# TO DO
Reproduce the listing exactly, with no pictures in your copy.

** begin PROVIDED INFORMATION **

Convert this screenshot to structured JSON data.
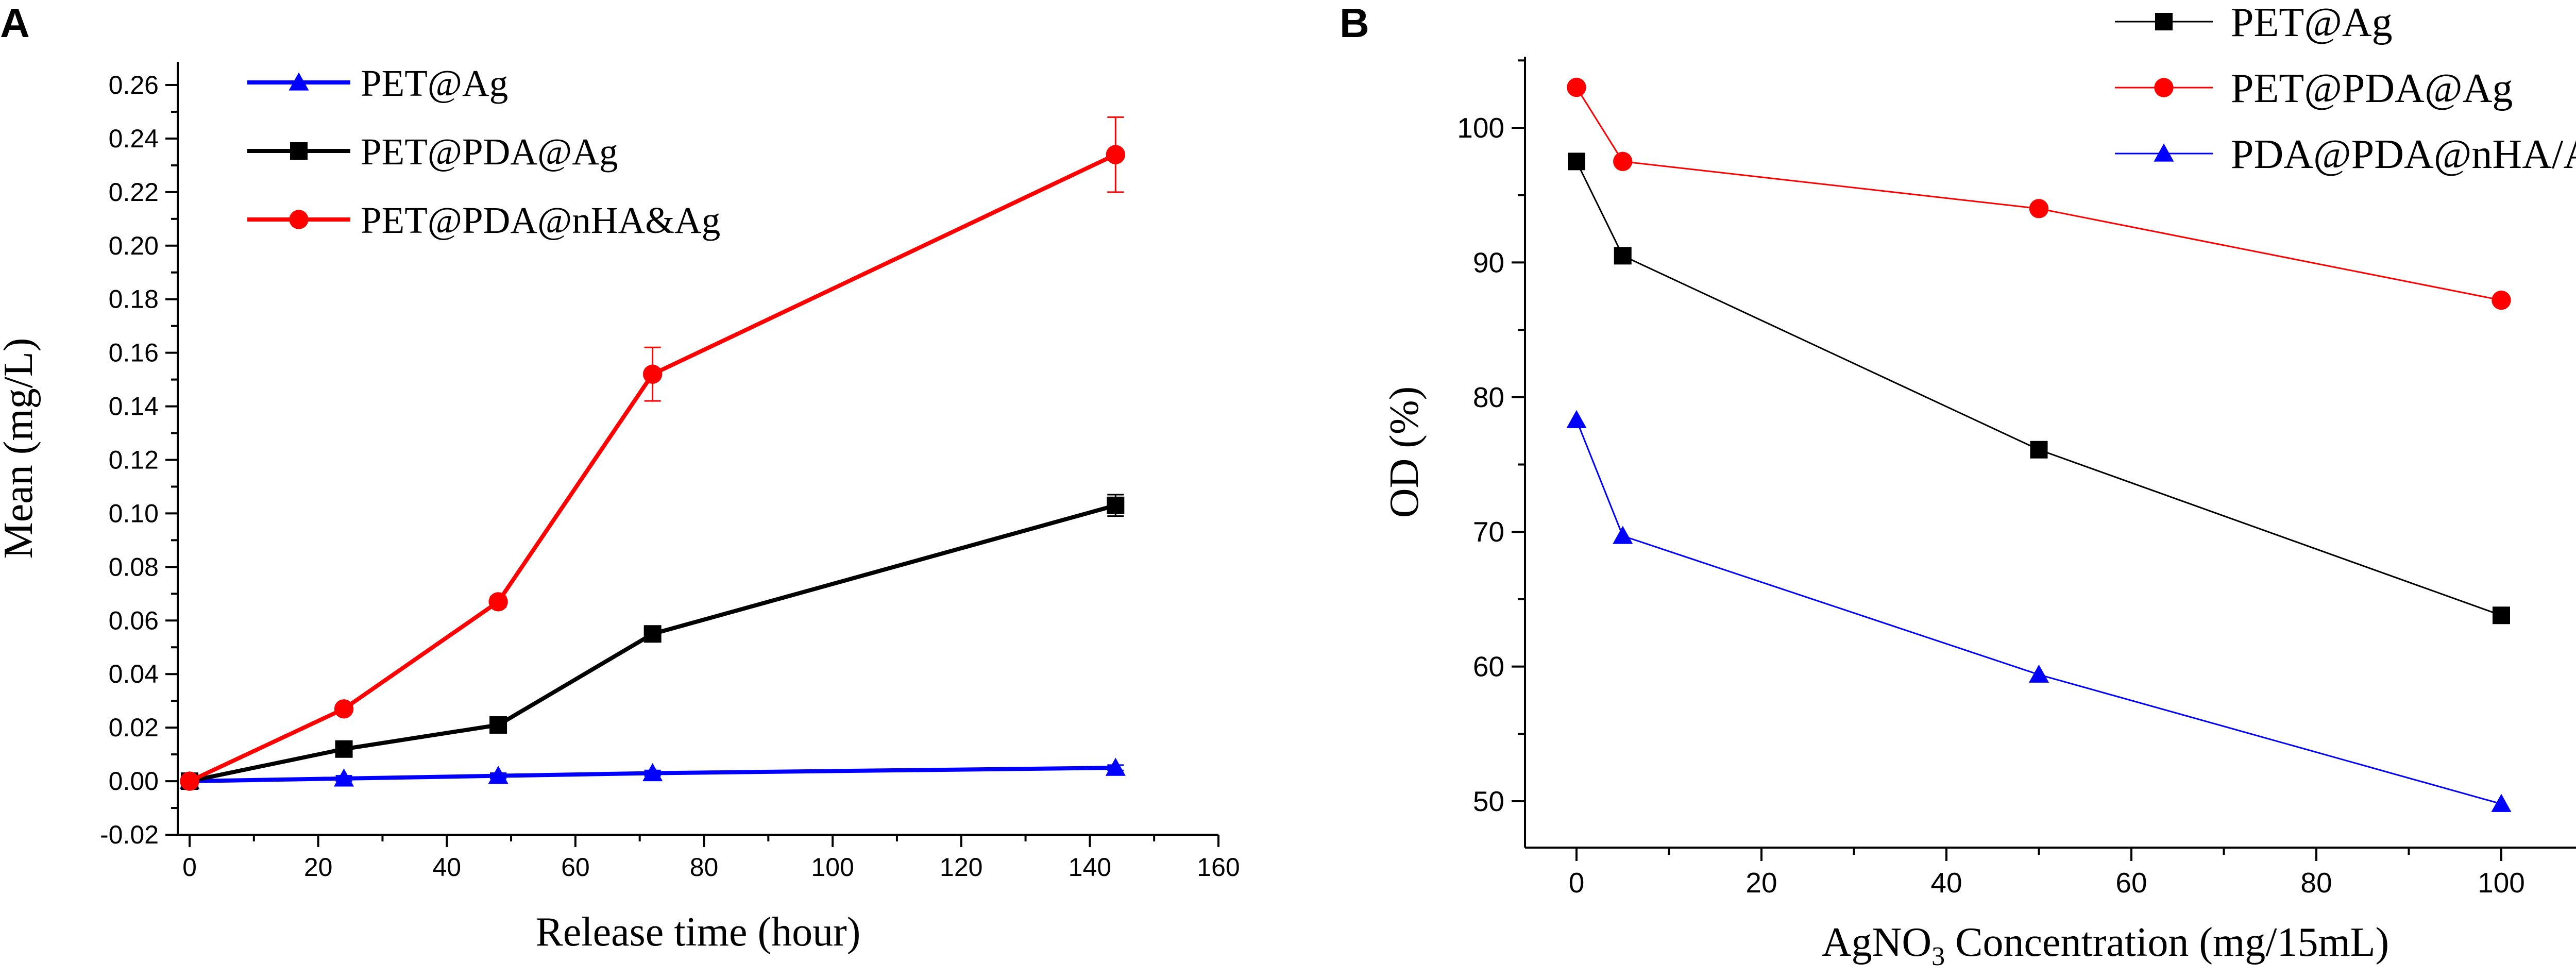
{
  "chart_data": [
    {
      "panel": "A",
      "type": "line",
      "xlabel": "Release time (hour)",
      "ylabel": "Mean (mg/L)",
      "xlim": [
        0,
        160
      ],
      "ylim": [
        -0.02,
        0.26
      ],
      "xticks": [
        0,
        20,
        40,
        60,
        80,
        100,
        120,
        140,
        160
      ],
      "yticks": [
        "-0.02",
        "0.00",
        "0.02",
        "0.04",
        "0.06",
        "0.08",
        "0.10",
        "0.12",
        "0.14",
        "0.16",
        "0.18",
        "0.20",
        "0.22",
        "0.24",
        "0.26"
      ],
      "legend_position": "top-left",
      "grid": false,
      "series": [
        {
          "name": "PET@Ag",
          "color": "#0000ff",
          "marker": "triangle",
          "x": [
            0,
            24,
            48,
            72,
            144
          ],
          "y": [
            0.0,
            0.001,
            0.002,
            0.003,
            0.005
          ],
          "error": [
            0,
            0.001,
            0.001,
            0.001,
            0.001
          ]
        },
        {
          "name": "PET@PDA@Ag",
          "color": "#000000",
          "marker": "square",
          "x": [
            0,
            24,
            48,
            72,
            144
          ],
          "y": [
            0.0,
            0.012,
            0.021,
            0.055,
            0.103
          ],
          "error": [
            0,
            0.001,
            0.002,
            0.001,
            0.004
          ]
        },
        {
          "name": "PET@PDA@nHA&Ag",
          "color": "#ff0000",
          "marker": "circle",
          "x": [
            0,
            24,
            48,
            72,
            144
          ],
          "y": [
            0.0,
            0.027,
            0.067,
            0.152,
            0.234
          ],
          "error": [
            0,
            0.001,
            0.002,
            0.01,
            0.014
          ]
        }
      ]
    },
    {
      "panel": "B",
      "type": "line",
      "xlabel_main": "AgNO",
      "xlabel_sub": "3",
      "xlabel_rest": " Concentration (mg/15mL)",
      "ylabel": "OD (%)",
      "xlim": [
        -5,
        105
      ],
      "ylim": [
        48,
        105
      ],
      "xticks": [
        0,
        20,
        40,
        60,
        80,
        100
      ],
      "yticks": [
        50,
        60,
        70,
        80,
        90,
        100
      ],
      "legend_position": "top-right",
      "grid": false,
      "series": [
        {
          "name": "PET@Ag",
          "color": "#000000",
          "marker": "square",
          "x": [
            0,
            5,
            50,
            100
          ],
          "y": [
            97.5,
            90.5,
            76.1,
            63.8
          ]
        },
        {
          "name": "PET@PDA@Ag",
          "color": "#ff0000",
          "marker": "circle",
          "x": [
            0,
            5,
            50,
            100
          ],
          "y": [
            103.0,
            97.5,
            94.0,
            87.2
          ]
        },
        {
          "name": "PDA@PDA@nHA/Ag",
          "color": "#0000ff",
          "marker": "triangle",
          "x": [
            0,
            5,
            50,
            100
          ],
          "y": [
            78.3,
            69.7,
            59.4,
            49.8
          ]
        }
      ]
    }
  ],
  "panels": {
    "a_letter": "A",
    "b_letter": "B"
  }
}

** end PROVIDED INFORMATION **

# WRITTEN SOLUTION
Convert this screenshot to structured JSON data.
{
  "chart_data": [
    {
      "panel": "A",
      "type": "line",
      "xlabel": "Release time (hour)",
      "ylabel": "Mean (mg/L)",
      "xlim": [
        0,
        160
      ],
      "ylim": [
        -0.02,
        0.26
      ],
      "xticks": [
        0,
        20,
        40,
        60,
        80,
        100,
        120,
        140,
        160
      ],
      "yticks": [
        "-0.02",
        "0.00",
        "0.02",
        "0.04",
        "0.06",
        "0.08",
        "0.10",
        "0.12",
        "0.14",
        "0.16",
        "0.18",
        "0.20",
        "0.22",
        "0.24",
        "0.26"
      ],
      "legend_position": "top-left",
      "grid": false,
      "series": [
        {
          "name": "PET@Ag",
          "color": "#0000ff",
          "marker": "triangle",
          "x": [
            0,
            24,
            48,
            72,
            144
          ],
          "y": [
            0.0,
            0.001,
            0.002,
            0.003,
            0.005
          ],
          "error": [
            0,
            0.001,
            0.001,
            0.001,
            0.001
          ]
        },
        {
          "name": "PET@PDA@Ag",
          "color": "#000000",
          "marker": "square",
          "x": [
            0,
            24,
            48,
            72,
            144
          ],
          "y": [
            0.0,
            0.012,
            0.021,
            0.055,
            0.103
          ],
          "error": [
            0,
            0.001,
            0.002,
            0.001,
            0.004
          ]
        },
        {
          "name": "PET@PDA@nHA&Ag",
          "color": "#ff0000",
          "marker": "circle",
          "x": [
            0,
            24,
            48,
            72,
            144
          ],
          "y": [
            0.0,
            0.027,
            0.067,
            0.152,
            0.234
          ],
          "error": [
            0,
            0.001,
            0.002,
            0.01,
            0.014
          ]
        }
      ]
    },
    {
      "panel": "B",
      "type": "line",
      "xlabel_main": "AgNO",
      "xlabel_sub": "3",
      "xlabel_rest": " Concentration (mg/15mL)",
      "ylabel": "OD (%)",
      "xlim": [
        -5,
        105
      ],
      "ylim": [
        48,
        105
      ],
      "xticks": [
        0,
        20,
        40,
        60,
        80,
        100
      ],
      "yticks": [
        50,
        60,
        70,
        80,
        90,
        100
      ],
      "legend_position": "top-right",
      "grid": false,
      "series": [
        {
          "name": "PET@Ag",
          "color": "#000000",
          "marker": "square",
          "x": [
            0,
            5,
            50,
            100
          ],
          "y": [
            97.5,
            90.5,
            76.1,
            63.8
          ]
        },
        {
          "name": "PET@PDA@Ag",
          "color": "#ff0000",
          "marker": "circle",
          "x": [
            0,
            5,
            50,
            100
          ],
          "y": [
            103.0,
            97.5,
            94.0,
            87.2
          ]
        },
        {
          "name": "PDA@PDA@nHA/Ag",
          "color": "#0000ff",
          "marker": "triangle",
          "x": [
            0,
            5,
            50,
            100
          ],
          "y": [
            78.3,
            69.7,
            59.4,
            49.8
          ]
        }
      ]
    }
  ],
  "panels": {
    "a_letter": "A",
    "b_letter": "B"
  }
}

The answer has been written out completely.